[Items listed in a dataset]

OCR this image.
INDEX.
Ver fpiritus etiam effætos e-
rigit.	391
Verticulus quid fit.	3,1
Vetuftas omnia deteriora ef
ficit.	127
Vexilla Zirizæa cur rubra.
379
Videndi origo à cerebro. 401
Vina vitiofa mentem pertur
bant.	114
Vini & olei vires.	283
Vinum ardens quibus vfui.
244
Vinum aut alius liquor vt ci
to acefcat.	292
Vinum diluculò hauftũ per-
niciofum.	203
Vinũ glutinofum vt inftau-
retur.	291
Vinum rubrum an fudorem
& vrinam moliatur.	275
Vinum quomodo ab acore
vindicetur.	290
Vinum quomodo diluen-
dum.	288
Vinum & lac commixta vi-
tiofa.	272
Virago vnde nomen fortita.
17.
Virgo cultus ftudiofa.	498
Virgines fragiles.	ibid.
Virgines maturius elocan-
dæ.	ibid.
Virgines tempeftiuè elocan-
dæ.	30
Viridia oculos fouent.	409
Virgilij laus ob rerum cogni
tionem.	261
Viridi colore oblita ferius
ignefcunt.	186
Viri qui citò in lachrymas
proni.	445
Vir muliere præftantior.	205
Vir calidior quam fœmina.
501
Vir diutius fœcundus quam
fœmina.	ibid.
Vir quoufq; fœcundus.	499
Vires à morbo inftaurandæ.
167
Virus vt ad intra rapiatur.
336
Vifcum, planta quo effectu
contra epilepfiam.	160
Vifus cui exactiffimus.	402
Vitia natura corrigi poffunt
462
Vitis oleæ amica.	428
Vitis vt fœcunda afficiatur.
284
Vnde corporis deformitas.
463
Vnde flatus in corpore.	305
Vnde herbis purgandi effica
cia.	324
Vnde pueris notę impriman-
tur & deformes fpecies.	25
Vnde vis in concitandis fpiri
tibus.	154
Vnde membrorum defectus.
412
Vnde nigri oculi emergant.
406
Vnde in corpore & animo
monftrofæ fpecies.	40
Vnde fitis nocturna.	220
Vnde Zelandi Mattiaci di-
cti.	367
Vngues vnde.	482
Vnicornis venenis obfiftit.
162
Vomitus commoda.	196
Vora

**WHAT IS REQUIRED:**
Write out each line above with the word "quam".

**THE COMPLETED TASK:**
Vir calidior quam fœmina.
Vir diutius fœcundus quam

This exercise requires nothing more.